> **Task input**:

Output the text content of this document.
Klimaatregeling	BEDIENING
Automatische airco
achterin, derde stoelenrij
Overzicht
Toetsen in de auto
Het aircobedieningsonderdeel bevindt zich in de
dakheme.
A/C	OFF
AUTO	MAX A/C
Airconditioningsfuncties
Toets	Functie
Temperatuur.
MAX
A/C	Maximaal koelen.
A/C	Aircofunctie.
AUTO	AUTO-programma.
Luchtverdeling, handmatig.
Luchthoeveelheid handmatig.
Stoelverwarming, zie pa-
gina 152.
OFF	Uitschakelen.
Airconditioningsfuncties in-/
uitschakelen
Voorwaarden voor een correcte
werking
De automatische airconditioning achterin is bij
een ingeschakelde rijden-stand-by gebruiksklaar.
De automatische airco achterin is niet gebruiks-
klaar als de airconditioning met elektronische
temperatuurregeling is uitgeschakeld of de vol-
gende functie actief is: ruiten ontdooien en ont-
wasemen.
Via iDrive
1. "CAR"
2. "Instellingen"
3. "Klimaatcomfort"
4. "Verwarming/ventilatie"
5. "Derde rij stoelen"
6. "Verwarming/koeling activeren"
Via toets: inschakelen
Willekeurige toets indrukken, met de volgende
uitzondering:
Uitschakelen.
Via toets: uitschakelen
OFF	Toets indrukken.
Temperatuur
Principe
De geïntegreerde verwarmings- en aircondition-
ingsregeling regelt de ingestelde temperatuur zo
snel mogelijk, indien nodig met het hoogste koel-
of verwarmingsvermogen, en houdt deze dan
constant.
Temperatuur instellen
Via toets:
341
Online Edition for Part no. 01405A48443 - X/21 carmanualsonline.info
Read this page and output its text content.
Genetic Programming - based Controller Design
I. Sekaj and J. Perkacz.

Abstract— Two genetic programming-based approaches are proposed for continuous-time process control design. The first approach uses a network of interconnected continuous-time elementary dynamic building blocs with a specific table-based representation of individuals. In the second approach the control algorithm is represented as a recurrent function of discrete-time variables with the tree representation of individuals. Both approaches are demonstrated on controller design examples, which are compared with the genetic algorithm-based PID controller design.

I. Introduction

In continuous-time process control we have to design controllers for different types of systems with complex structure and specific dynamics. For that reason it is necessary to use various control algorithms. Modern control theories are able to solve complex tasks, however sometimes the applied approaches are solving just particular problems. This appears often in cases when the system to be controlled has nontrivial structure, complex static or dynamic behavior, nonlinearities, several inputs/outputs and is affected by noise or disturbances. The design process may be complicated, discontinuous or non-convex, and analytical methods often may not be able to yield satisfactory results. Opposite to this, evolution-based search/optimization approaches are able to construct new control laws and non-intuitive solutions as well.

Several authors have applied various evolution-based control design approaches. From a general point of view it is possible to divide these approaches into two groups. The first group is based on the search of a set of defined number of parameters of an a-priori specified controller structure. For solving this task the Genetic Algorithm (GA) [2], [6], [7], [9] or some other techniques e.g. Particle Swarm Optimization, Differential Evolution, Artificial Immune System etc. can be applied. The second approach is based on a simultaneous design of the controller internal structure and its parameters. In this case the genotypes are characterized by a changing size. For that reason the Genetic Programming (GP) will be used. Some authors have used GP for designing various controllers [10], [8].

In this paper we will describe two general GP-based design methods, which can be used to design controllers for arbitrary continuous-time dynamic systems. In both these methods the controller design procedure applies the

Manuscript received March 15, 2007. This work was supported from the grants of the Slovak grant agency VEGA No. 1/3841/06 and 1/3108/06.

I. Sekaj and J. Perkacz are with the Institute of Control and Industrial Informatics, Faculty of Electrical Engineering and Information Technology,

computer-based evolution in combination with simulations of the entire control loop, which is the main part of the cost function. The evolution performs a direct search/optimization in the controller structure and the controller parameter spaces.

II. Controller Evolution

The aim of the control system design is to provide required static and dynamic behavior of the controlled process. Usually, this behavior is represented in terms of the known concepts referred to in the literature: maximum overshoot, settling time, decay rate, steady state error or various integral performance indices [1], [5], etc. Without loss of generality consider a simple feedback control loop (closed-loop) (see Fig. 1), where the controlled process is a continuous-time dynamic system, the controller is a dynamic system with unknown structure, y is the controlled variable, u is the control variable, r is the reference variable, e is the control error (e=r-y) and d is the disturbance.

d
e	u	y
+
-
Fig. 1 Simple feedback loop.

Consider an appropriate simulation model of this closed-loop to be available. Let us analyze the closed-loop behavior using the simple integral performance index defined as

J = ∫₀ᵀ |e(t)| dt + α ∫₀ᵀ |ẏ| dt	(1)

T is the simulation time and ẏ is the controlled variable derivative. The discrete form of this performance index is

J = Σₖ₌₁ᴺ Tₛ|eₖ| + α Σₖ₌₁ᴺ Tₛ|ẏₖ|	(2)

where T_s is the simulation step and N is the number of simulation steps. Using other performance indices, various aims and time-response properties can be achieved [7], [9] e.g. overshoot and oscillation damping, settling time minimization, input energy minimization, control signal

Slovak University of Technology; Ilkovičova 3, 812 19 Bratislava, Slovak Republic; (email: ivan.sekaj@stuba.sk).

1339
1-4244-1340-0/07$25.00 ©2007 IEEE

> **Exercise brief**: Check the data for the word "used" and pull out the lines that have it.

> **Answer for this exercise**:
Several authors have applied various evolution-based control design approaches. From a general point of view it is possible to divide these approaches into two groups. The first group is based on the search of a set of defined number of parameters of an a-priori specified controller structure. For solving this task the Genetic Algorithm (GA) [2], [6], [7], [9] or some other techniques e.g. Particle Swarm Optimization, Differential Evolution, Artificial Immune System etc. can be applied. The second approach is based on a simultaneous design of the controller internal structure and its parameters. In this case the genotypes are characterized by a changing size. For that reason the Genetic Programming (GP) will be used. Some authors have used GP for designing various controllers [10], [8].
In this paper we will describe two general GP-based design methods, which can be used to design controllers for arbitrary continuous-time dynamic systems. In both these methods the controller design procedure applies the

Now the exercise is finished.